Leave the pictures out and transcribe every record exactly.

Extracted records
::::

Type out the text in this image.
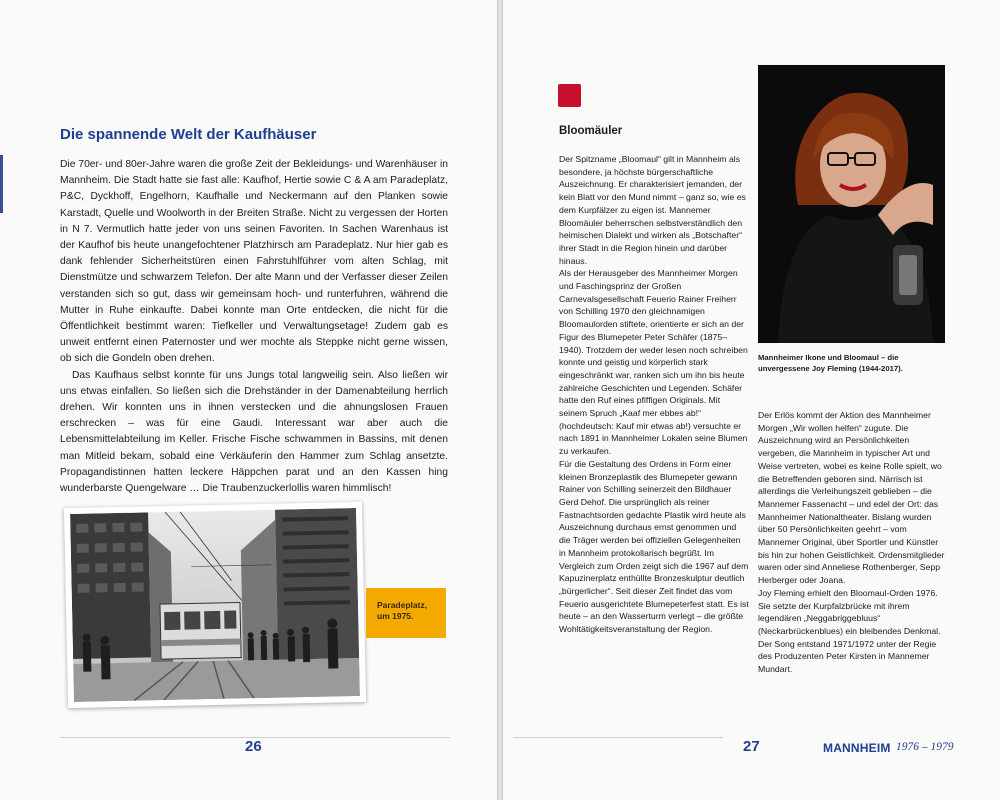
Die spannende Welt der Kaufhäuser

Die 70er- und 80er-Jahre waren die große Zeit der Bekleidungs- und Warenhäuser in Mannheim. Die Stadt hatte sie fast alle: Kaufhof, Hertie sowie C & A am Paradeplatz, P&C, Dyckhoff, Engelhorn, Kaufhalle und Neckermann auf den Planken sowie Karstadt, Quelle und Woolworth in der Breiten Straße. Nicht zu vergessen der Horten in N 7. Vermutlich hatte jeder von uns seinen Favoriten. In Sachen Warenhaus ist der Kaufhof bis heute unangefochtener Platzhirsch am Paradeplatz. Nur hier gab es dank fehlender Sicherheitstüren einen Fahrstuhlführer vom alten Schlag, mit Dienstmütze und schwarzem Telefon. Der alte Mann und der Verfasser dieser Zeilen verstanden sich so gut, dass wir gemeinsam hoch- und runterfuhren, während die Mutter in Ruhe einkaufte. Dabei konnte man Orte entdecken, die nicht für die Öffentlichkeit bestimmt waren: Tiefkeller und Verwaltungsetage! Zudem gab es unweit entfernt einen Paternoster und wer mochte als Steppke nicht gerne wissen, ob sich die Gondeln oben drehen.

Das Kaufhaus selbst konnte für uns Jungs total langweilig sein. Also ließen wir uns etwas einfallen. So ließen sich die Drehständer in der Damenabteilung herrlich drehen. Wir konnten uns in ihnen verstecken und die ahnungslosen Frauen erschrecken – was für eine Gaudi. Interessant war aber auch die Lebensmittelabteilung im Keller. Frische Fische schwammen in Bassins, mit denen man Mitleid bekam, sobald eine Verkäuferin den Hammer zum Schlag ansetzte. Propagandistinnen hatten leckere Häppchen parat und an den Kassen hing wunderbarste Quengelware … Die Traubenzuckerlollis waren himmlisch!

Paradeplatz, um 1975.
26
Bloomäuler

Der Spitzname „Bloomaul“ gilt in Mannheim als besondere, ja höchste bürgerschaftliche Auszeichnung. Er charakterisiert jemanden, der kein Blatt vor den Mund nimmt – ganz so, wie es dem Kurpfälzer zu eigen ist. Mannemer Bloomäuler beherrschen selbstverständlich den heimischen Dialekt und wirken als „Botschafter“ ihrer Stadt in die Region hinein und darüber hinaus.

Als der Herausgeber des Mannheimer Morgen und Faschingsprinz der Großen Carnevalsgesellschaft Feuerio Rainer Freiherr von Schilling 1970 den gleichnamigen Bloomaulorden stiftete, orientierte er sich an der Figur des Blumepeter Peter Schäfer (1875–1940). Trotzdem der weder lesen noch schreiben konnte und geistig und körperlich stark eingeschränkt war, ranken sich um ihn bis heute zahlreiche Geschichten und Legenden. Schäfer hatte den Ruf eines pfiffigen Originals. Mit seinem Spruch „Kaaf mer ebbes ab!“ (hochdeutsch: Kauf mir etwas ab!) versuchte er nach 1891 in Mannheimer Lokalen seine Blumen zu verkaufen.

Für die Gestaltung des Ordens in Form einer kleinen Bronzeplastik des Blumepeter gewann Rainer von Schilling seinerzeit den Bildhauer Gerd Dehof. Die ursprünglich als reiner Fastnachtsorden gedachte Plastik wird heute als Auszeichnung durchaus ernst genommen und die Träger werden bei offiziellen Gelegenheiten in Mannheim protokollarisch begrüßt. Im Vergleich zum Orden zeigt sich die 1967 auf dem Kapuzinerplatz enthüllte Bronzeskulptur deutlich „bürgerlicher“. Seit dieser Zeit findet das vom Feuerio ausgerichtete Blumepeterfest statt. Es ist heute – an den Wasserturm verlegt – die größte Wohltätigkeitsveranstaltung der Region.

Mannheimer Ikone und Bloomaul – die unvergessene Joy Fleming (1944-2017).

Der Erlös kommt der Aktion des Mannheimer Morgen „Wir wollen helfen“ zugute. Die Auszeichnung wird an Persönlichkeiten vergeben, die Mannheim in typischer Art und Weise vertreten, wobei es keine Rolle spielt, wo die Betreffenden geboren sind. Närrisch ist allerdings die Verleihungszeit geblieben – die Mannemer Fassenacht – und edel der Ort: das Mannheimer Nationaltheater. Bislang wurden über 50 Persönlichkeiten geehrt – vom Mannemer Original, über Sportler und Künstler bis hin zur hohen Geistlichkeit. Ordensmitglieder waren oder sind Anneliese Rothenberger, Sepp Herberger oder Joana.

Joy Fleming erhielt den Bloomaul-Orden 1976. Sie setzte der Kurpfalzbrücke mit ihrem legendären „Neggabriggebluus“ (Neckarbrückenblues) ein bleibendes Denkmal. Der Song entstand 1971/1972 unter der Regie des Produzenten Peter Kirsten in Mannemer Mundart.

27	MANNHEIM 1976 – 1979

::::

> [Your solution]:
Type out the text in this image.
Die spannende Welt der Kaufhäuser

Die 70er- und 80er-Jahre waren die große Zeit der Bekleidungs- und Warenhäuser in Mannheim. Die Stadt hatte sie fast alle: Kaufhof, Hertie sowie C & A am Paradeplatz, P&C, Dyckhoff, Engelhorn, Kaufhalle und Neckermann auf den Planken sowie Karstadt, Quelle und Woolworth in der Breiten Straße. Nicht zu vergessen der Horten in N 7. Vermutlich hatte jeder von uns seinen Favoriten. In Sachen Warenhaus ist der Kaufhof bis heute unangefochtener Platzhirsch am Paradeplatz. Nur hier gab es dank fehlender Sicherheitstüren einen Fahrstuhlführer vom alten Schlag, mit Dienstmütze und schwarzem Telefon. Der alte Mann und der Verfasser dieser Zeilen verstanden sich so gut, dass wir gemeinsam hoch- und runterfuhren, während die Mutter in Ruhe einkaufte. Dabei konnte man Orte entdecken, die nicht für die Öffentlichkeit bestimmt waren: Tiefkeller und Verwaltungsetage! Zudem gab es unweit entfernt einen Paternoster und wer mochte als Steppke nicht gerne wissen, ob sich die Gondeln oben drehen.

Das Kaufhaus selbst konnte für uns Jungs total langweilig sein. Also ließen wir uns etwas einfallen. So ließen sich die Drehständer in der Damenabteilung herrlich drehen. Wir konnten uns in ihnen verstecken und die ahnungslosen Frauen erschrecken – was für eine Gaudi. Interessant war aber auch die Lebensmittelabteilung im Keller. Frische Fische schwammen in Bassins, mit denen man Mitleid bekam, sobald eine Verkäuferin den Hammer zum Schlag ansetzte. Propagandistinnen hatten leckere Häppchen parat und an den Kassen hing wunderbarste Quengelware … Die Traubenzuckerlollis waren himmlisch!

Paradeplatz, um 1975.
26
Bloomäuler

Der Spitzname „Bloomaul“ gilt in Mannheim als besondere, ja höchste bürgerschaftliche Auszeichnung. Er charakterisiert jemanden, der kein Blatt vor den Mund nimmt – ganz so, wie es dem Kurpfälzer zu eigen ist. Mannemer Bloomäuler beherrschen selbstverständlich den heimischen Dialekt und wirken als „Botschafter“ ihrer Stadt in die Region hinein und darüber hinaus.

Als der Herausgeber des Mannheimer Morgen und Faschingsprinz der Großen Carnevalsgesellschaft Feuerio Rainer Freiherr von Schilling 1970 den gleichnamigen Bloomaulorden stiftete, orientierte er sich an der Figur des Blumepeter Peter Schäfer (1875–1940). Trotzdem der weder lesen noch schreiben konnte und geistig und körperlich stark eingeschränkt war, ranken sich um ihn bis heute zahlreiche Geschichten und Legenden. Schäfer hatte den Ruf eines pfiffigen Originals. Mit seinem Spruch „Kaaf mer ebbes ab!“ (hochdeutsch: Kauf mir etwas ab!) versuchte er nach 1891 in Mannheimer Lokalen seine Blumen zu verkaufen.

Für die Gestaltung des Ordens in Form einer kleinen Bronzeplastik des Blumepeter gewann Rainer von Schilling seinerzeit den Bildhauer Gerd Dehof. Die ursprünglich als reiner Fastnachtsorden gedachte Plastik wird heute als Auszeichnung durchaus ernst genommen und die Träger werden bei offiziellen Gelegenheiten in Mannheim protokollarisch begrüßt. Im Vergleich zum Orden zeigt sich die 1967 auf dem Kapuzinerplatz enthüllte Bronzeskulptur deutlich „bürgerlicher“. Seit dieser Zeit findet das vom Feuerio ausgerichtete Blumepeterfest statt. Es ist heute – an den Wasserturm verlegt – die größte Wohltätigkeitsveranstaltung der Region.

Mannheimer Ikone und Bloomaul – die unvergessene Joy Fleming (1944-2017).

Der Erlös kommt der Aktion des Mannheimer Morgen „Wir wollen helfen“ zugute. Die Auszeichnung wird an Persönlichkeiten vergeben, die Mannheim in typischer Art und Weise vertreten, wobei es keine Rolle spielt, wo die Betreffenden geboren sind. Närrisch ist allerdings die Verleihungszeit geblieben – die Mannemer Fassenacht – und edel der Ort: das Mannheimer Nationaltheater. Bislang wurden über 50 Persönlichkeiten geehrt – vom Mannemer Original, über Sportler und Künstler bis hin zur hohen Geistlichkeit. Ordensmitglieder waren oder sind Anneliese Rothenberger, Sepp Herberger oder Joana.

Joy Fleming erhielt den Bloomaul-Orden 1976. Sie setzte der Kurpfalzbrücke mit ihrem legendären „Neggabriggebluus“ (Neckarbrückenblues) ein bleibendes Denkmal. Der Song entstand 1971/1972 unter der Regie des Produzenten Peter Kirsten in Mannemer Mundart.

27	MANNHEIM 1976 – 1979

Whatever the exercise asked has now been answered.